*THE TASK:*
Here are records with pictures in them. Copy all of them exactly and leave the pictures out.

Data records
···

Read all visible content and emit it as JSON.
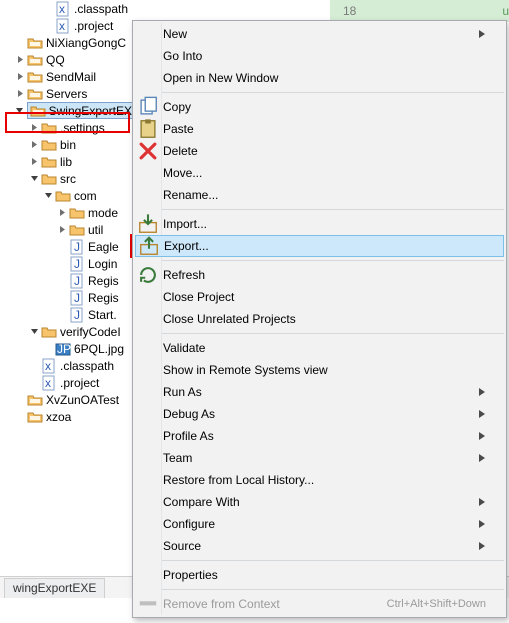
{
  "gutter": {
    "line_no": "18",
    "char": "u"
  },
  "tree": [
    {
      "indent": 3,
      "twist": "none",
      "icon": "xfile",
      "label": ".classpath"
    },
    {
      "indent": 3,
      "twist": "none",
      "icon": "xfile",
      "label": ".project"
    },
    {
      "indent": 1,
      "twist": "none",
      "icon": "project",
      "label": "NiXiangGongC"
    },
    {
      "indent": 1,
      "twist": "closed",
      "icon": "project",
      "label": "QQ"
    },
    {
      "indent": 1,
      "twist": "closed",
      "icon": "project",
      "label": "SendMail"
    },
    {
      "indent": 1,
      "twist": "closed",
      "icon": "project",
      "label": "Servers"
    },
    {
      "indent": 1,
      "twist": "open",
      "icon": "project",
      "label": "SwingExportEX",
      "selected": true
    },
    {
      "indent": 2,
      "twist": "closed",
      "icon": "folder",
      "label": ".settings"
    },
    {
      "indent": 2,
      "twist": "closed",
      "icon": "folder",
      "label": "bin"
    },
    {
      "indent": 2,
      "twist": "closed",
      "icon": "folder",
      "label": "lib"
    },
    {
      "indent": 2,
      "twist": "open",
      "icon": "folder",
      "label": "src"
    },
    {
      "indent": 3,
      "twist": "open",
      "icon": "folder",
      "label": "com"
    },
    {
      "indent": 4,
      "twist": "closed",
      "icon": "folder",
      "label": "mode"
    },
    {
      "indent": 4,
      "twist": "closed",
      "icon": "folder",
      "label": "util"
    },
    {
      "indent": 4,
      "twist": "none",
      "icon": "java",
      "label": "Eagle"
    },
    {
      "indent": 4,
      "twist": "none",
      "icon": "java",
      "label": "Login"
    },
    {
      "indent": 4,
      "twist": "none",
      "icon": "java",
      "label": "Regis"
    },
    {
      "indent": 4,
      "twist": "none",
      "icon": "java",
      "label": "Regis"
    },
    {
      "indent": 4,
      "twist": "none",
      "icon": "java",
      "label": "Start."
    },
    {
      "indent": 2,
      "twist": "open",
      "icon": "folder",
      "label": "verifyCodeI"
    },
    {
      "indent": 3,
      "twist": "none",
      "icon": "jpg",
      "label": "6PQL.jpg"
    },
    {
      "indent": 2,
      "twist": "none",
      "icon": "xfile",
      "label": ".classpath"
    },
    {
      "indent": 2,
      "twist": "none",
      "icon": "xfile",
      "label": ".project"
    },
    {
      "indent": 1,
      "twist": "none",
      "icon": "project",
      "label": "XvZunOATest"
    },
    {
      "indent": 1,
      "twist": "none",
      "icon": "project",
      "label": "xzoa"
    }
  ],
  "bottombar": {
    "tab": "wingExportEXE"
  },
  "menu": [
    {
      "type": "item",
      "icon": "",
      "label": "New",
      "sub": true
    },
    {
      "type": "item",
      "icon": "",
      "label": "Go Into"
    },
    {
      "type": "item",
      "icon": "",
      "label": "Open in New Window"
    },
    {
      "type": "sep"
    },
    {
      "type": "item",
      "icon": "copy",
      "label": "Copy"
    },
    {
      "type": "item",
      "icon": "paste",
      "label": "Paste"
    },
    {
      "type": "item",
      "icon": "delete",
      "label": "Delete"
    },
    {
      "type": "item",
      "icon": "",
      "label": "Move..."
    },
    {
      "type": "item",
      "icon": "",
      "label": "Rename..."
    },
    {
      "type": "sep"
    },
    {
      "type": "item",
      "icon": "import",
      "label": "Import..."
    },
    {
      "type": "item",
      "icon": "export",
      "label": "Export...",
      "selected": true
    },
    {
      "type": "sep"
    },
    {
      "type": "item",
      "icon": "refresh",
      "label": "Refresh"
    },
    {
      "type": "item",
      "icon": "",
      "label": "Close Project"
    },
    {
      "type": "item",
      "icon": "",
      "label": "Close Unrelated Projects"
    },
    {
      "type": "sep"
    },
    {
      "type": "item",
      "icon": "",
      "label": "Validate"
    },
    {
      "type": "item",
      "icon": "",
      "label": "Show in Remote Systems view"
    },
    {
      "type": "item",
      "icon": "",
      "label": "Run As",
      "sub": true
    },
    {
      "type": "item",
      "icon": "",
      "label": "Debug As",
      "sub": true
    },
    {
      "type": "item",
      "icon": "",
      "label": "Profile As",
      "sub": true
    },
    {
      "type": "item",
      "icon": "",
      "label": "Team",
      "sub": true
    },
    {
      "type": "item",
      "icon": "",
      "label": "Restore from Local History..."
    },
    {
      "type": "item",
      "icon": "",
      "label": "Compare With",
      "sub": true
    },
    {
      "type": "item",
      "icon": "",
      "label": "Configure",
      "sub": true
    },
    {
      "type": "item",
      "icon": "",
      "label": "Source",
      "sub": true
    },
    {
      "type": "sep"
    },
    {
      "type": "item",
      "icon": "",
      "label": "Properties"
    },
    {
      "type": "sep"
    },
    {
      "type": "item",
      "icon": "remove",
      "label": "Remove from Context",
      "accel": "Ctrl+Alt+Shift+Down",
      "disabled": true
    }
  ]
}
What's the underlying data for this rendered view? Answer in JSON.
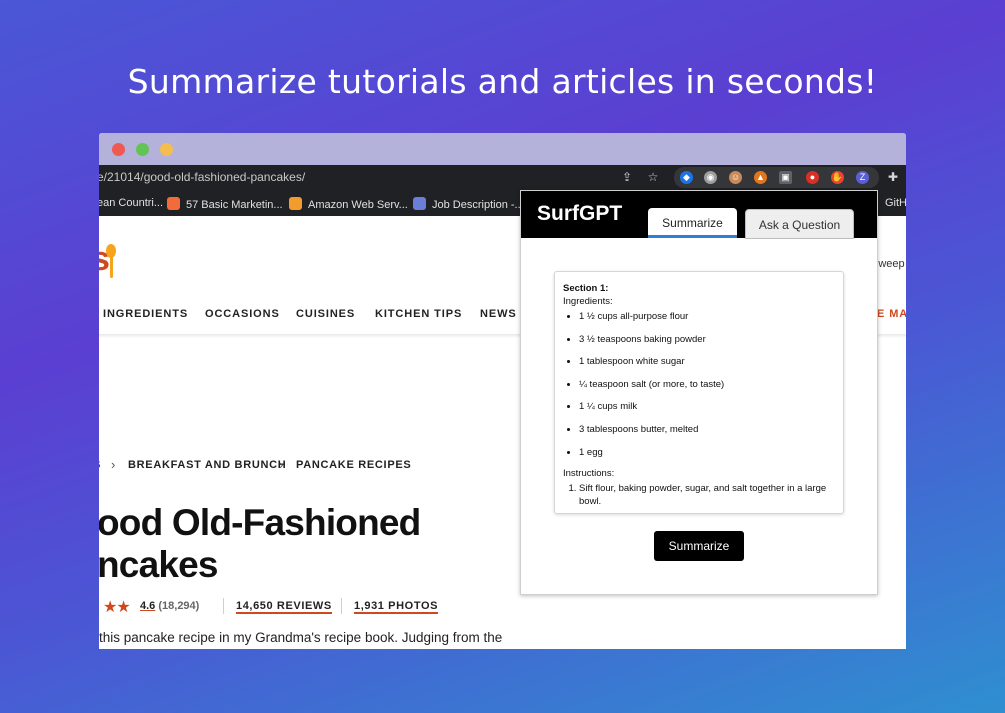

···

*COMPLETE OUTPUT:*
Read all visible content and emit it as JSON.
{
  "gutter": {
    "line_no": "18",
    "char": "u"
  },
  "tree": [
    {
      "indent": 3,
      "twist": "none",
      "icon": "xfile",
      "label": ".classpath"
    },
    {
      "indent": 3,
      "twist": "none",
      "icon": "xfile",
      "label": ".project"
    },
    {
      "indent": 1,
      "twist": "none",
      "icon": "project",
      "label": "NiXiangGongC"
    },
    {
      "indent": 1,
      "twist": "closed",
      "icon": "project",
      "label": "QQ"
    },
    {
      "indent": 1,
      "twist": "closed",
      "icon": "project",
      "label": "SendMail"
    },
    {
      "indent": 1,
      "twist": "closed",
      "icon": "project",
      "label": "Servers"
    },
    {
      "indent": 1,
      "twist": "open",
      "icon": "project",
      "label": "SwingExportEX",
      "selected": true
    },
    {
      "indent": 2,
      "twist": "closed",
      "icon": "folder",
      "label": ".settings"
    },
    {
      "indent": 2,
      "twist": "closed",
      "icon": "folder",
      "label": "bin"
    },
    {
      "indent": 2,
      "twist": "closed",
      "icon": "folder",
      "label": "lib"
    },
    {
      "indent": 2,
      "twist": "open",
      "icon": "folder",
      "label": "src"
    },
    {
      "indent": 3,
      "twist": "open",
      "icon": "folder",
      "label": "com"
    },
    {
      "indent": 4,
      "twist": "closed",
      "icon": "folder",
      "label": "mode"
    },
    {
      "indent": 4,
      "twist": "closed",
      "icon": "folder",
      "label": "util"
    },
    {
      "indent": 4,
      "twist": "none",
      "icon": "java",
      "label": "Eagle"
    },
    {
      "indent": 4,
      "twist": "none",
      "icon": "java",
      "label": "Login"
    },
    {
      "indent": 4,
      "twist": "none",
      "icon": "java",
      "label": "Regis"
    },
    {
      "indent": 4,
      "twist": "none",
      "icon": "java",
      "label": "Regis"
    },
    {
      "indent": 4,
      "twist": "none",
      "icon": "java",
      "label": "Start."
    },
    {
      "indent": 2,
      "twist": "open",
      "icon": "folder",
      "label": "verifyCodeI"
    },
    {
      "indent": 3,
      "twist": "none",
      "icon": "jpg",
      "label": "6PQL.jpg"
    },
    {
      "indent": 2,
      "twist": "none",
      "icon": "xfile",
      "label": ".classpath"
    },
    {
      "indent": 2,
      "twist": "none",
      "icon": "xfile",
      "label": ".project"
    },
    {
      "indent": 1,
      "twist": "none",
      "icon": "project",
      "label": "XvZunOATest"
    },
    {
      "indent": 1,
      "twist": "none",
      "icon": "project",
      "label": "xzoa"
    }
  ],
  "bottombar": {
    "tab": "wingExportEXE"
  },
  "menu": [
    {
      "type": "item",
      "icon": "",
      "label": "New",
      "sub": true
    },
    {
      "type": "item",
      "icon": "",
      "label": "Go Into"
    },
    {
      "type": "item",
      "icon": "",
      "label": "Open in New Window"
    },
    {
      "type": "sep"
    },
    {
      "type": "item",
      "icon": "copy",
      "label": "Copy"
    },
    {
      "type": "item",
      "icon": "paste",
      "label": "Paste"
    },
    {
      "type": "item",
      "icon": "delete",
      "label": "Delete"
    },
    {
      "type": "item",
      "icon": "",
      "label": "Move..."
    },
    {
      "type": "item",
      "icon": "",
      "label": "Rename..."
    },
    {
      "type": "sep"
    },
    {
      "type": "item",
      "icon": "import",
      "label": "Import..."
    },
    {
      "type": "item",
      "icon": "export",
      "label": "Export...",
      "selected": true
    },
    {
      "type": "sep"
    },
    {
      "type": "item",
      "icon": "refresh",
      "label": "Refresh"
    },
    {
      "type": "item",
      "icon": "",
      "label": "Close Project"
    },
    {
      "type": "item",
      "icon": "",
      "label": "Close Unrelated Projects"
    },
    {
      "type": "sep"
    },
    {
      "type": "item",
      "icon": "",
      "label": "Validate"
    },
    {
      "type": "item",
      "icon": "",
      "label": "Show in Remote Systems view"
    },
    {
      "type": "item",
      "icon": "",
      "label": "Run As",
      "sub": true
    },
    {
      "type": "item",
      "icon": "",
      "label": "Debug As",
      "sub": true
    },
    {
      "type": "item",
      "icon": "",
      "label": "Profile As",
      "sub": true
    },
    {
      "type": "item",
      "icon": "",
      "label": "Team",
      "sub": true
    },
    {
      "type": "item",
      "icon": "",
      "label": "Restore from Local History..."
    },
    {
      "type": "item",
      "icon": "",
      "label": "Compare With",
      "sub": true
    },
    {
      "type": "item",
      "icon": "",
      "label": "Configure",
      "sub": true
    },
    {
      "type": "item",
      "icon": "",
      "label": "Source",
      "sub": true
    },
    {
      "type": "sep"
    },
    {
      "type": "item",
      "icon": "",
      "label": "Properties"
    },
    {
      "type": "sep"
    },
    {
      "type": "item",
      "icon": "remove",
      "label": "Remove from Context",
      "accel": "Ctrl+Alt+Shift+Down",
      "disabled": true
    }
  ]
}
What's the underlying data for this rendered view? Answer in JSON.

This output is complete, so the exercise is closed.